Start of TEXT SHOWN
A programmable logic device (PLD) is designed to be user-programmable so that users may implement logic designs of their choices. One type of PLD is the Complex Programmable Logic Device, or CPLD. A CPLD includes two or more “function blocks” connected together and to input/output (I/O) resources by an interconnect switch matrix. Each function block of the CPLD includes a two-level AND/OR structure similar to that used in a Programmable Logic Array (PLA) or a Programmable Array Logic (PAL) device. In some CPLDs, configuration data is stored on-chip in non-volatile memory, then downloaded to volatile memory as part of an initial configuration sequence.
Another type of PLD is a field programmable gate array (FPGA). In a typical FPGA, an array of configurable logic blocks (CLBs) is coupled to programmable input/output blocks (IOBs). The CLBs and IOBs are interconnected by a hierarchy of programmable routing resources. These CLBs, IOBs, and programmable routing resources are customized by loading a configuration bitstream, typically from off-chip memory, into configuration memory cells of the FPGA.
For both of these types of programmable logic devices, the functionality of the device is controlled by configuration data bits of a configuration bitstream provided to the device for that purpose. The configuration data bits may be stored in volatile memory (e.g., static memory cells, as in FPGAs and some CPLDs), in non-volatile memory (e.g., FLASH memory, as in some CPLDs), or in any other type of memory cell.
PLDs and systems including PLDs also have different “modes” depending on the operations being performed on them. A specific protocol allows a PLD to enter into the appropriate mode. Typical PLDs have internal blocks of configuration memory which specify how each of the programmable cells will emulate the user's logic. During a “program” mode, a configuration bitstream is provided to non-volatile memory, such as a read-only memory (ROM) (e.g., a programmable ROM (PROM), an erasable PROM (EPROM), an electrically erasable PROM (EEPROM)) either external or internal to the programmable logic device. Each address is typically accessed by specifying its row and column addresses. During system power up of a “startup” mode, the configuration bits are successively loaded from the non-volatile memory into static random access memory (SRAM) configuration latches of a configuration logic block. At the end of the start-up, the PLD is now specialized to the user's design, and the PLD enters into “user” mode as part of its normal operation.
End of TEXT SHOWN
Start of DATASET ENTRIES
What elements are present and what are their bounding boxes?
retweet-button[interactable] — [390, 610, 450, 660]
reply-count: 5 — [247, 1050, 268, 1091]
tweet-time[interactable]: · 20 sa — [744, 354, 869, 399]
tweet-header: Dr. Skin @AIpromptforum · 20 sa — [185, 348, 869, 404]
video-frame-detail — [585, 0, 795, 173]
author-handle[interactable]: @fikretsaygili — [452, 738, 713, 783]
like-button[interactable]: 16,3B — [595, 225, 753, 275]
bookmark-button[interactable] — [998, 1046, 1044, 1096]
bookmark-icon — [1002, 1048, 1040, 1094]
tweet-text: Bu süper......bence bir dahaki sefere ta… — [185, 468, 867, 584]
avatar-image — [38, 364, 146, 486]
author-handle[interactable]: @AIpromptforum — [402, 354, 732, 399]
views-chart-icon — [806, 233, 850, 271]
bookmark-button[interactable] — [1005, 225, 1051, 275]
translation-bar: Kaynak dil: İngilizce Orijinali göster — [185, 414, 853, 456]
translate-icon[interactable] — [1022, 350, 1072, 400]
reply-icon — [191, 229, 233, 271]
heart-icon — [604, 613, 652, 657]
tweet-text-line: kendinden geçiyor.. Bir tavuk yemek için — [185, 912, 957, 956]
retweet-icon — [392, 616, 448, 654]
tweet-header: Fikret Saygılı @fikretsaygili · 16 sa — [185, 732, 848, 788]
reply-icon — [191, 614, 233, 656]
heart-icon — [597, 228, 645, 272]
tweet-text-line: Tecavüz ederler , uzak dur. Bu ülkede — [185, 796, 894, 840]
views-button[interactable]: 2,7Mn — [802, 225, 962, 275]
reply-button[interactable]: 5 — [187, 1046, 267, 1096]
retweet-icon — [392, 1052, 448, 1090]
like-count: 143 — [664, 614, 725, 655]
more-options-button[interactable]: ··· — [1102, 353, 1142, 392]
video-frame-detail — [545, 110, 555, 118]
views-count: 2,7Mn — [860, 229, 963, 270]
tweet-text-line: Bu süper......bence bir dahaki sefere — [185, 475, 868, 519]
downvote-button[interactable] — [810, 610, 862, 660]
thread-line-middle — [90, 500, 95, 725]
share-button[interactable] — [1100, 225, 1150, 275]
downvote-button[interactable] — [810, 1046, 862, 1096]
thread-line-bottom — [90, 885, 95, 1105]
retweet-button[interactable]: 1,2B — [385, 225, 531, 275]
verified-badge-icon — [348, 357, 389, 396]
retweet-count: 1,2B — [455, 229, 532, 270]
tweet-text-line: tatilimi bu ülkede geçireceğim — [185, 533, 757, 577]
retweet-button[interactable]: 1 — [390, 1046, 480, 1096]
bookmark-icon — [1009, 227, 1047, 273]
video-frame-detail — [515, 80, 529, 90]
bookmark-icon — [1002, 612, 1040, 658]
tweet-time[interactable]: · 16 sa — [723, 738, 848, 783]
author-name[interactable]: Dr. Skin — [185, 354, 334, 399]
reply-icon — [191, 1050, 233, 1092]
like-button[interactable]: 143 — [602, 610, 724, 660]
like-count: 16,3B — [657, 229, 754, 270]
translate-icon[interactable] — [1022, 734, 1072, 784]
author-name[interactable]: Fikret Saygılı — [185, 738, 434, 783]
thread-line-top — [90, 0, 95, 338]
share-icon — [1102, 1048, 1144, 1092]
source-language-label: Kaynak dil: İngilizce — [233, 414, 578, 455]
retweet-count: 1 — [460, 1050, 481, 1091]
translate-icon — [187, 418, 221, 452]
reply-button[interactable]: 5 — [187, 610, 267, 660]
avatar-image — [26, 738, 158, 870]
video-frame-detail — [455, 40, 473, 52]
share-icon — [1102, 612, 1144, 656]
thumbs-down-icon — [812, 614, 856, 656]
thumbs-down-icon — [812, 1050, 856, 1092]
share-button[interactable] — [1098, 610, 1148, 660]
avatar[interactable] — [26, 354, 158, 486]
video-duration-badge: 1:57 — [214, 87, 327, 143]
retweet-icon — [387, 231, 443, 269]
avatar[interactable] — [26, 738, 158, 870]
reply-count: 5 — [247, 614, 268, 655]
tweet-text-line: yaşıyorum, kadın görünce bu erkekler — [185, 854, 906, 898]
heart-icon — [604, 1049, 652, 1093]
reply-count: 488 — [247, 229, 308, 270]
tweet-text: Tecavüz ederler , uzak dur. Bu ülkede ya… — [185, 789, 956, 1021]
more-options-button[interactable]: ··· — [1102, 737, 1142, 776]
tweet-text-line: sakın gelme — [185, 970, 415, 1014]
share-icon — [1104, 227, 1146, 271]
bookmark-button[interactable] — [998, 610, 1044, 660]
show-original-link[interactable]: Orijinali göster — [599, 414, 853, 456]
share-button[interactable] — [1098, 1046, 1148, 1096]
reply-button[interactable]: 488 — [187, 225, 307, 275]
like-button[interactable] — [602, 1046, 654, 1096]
End of DATASET ENTRIES
*EXERCISE REQUIREMENTS*. In the text on programmable logic devices, what connects a CPLD's function blocks to each other and to its I/O resources? The entries have nothing to do with the text on programmable logic devices.

*EXERCISE ANSWER*. An interconnect switch matrix.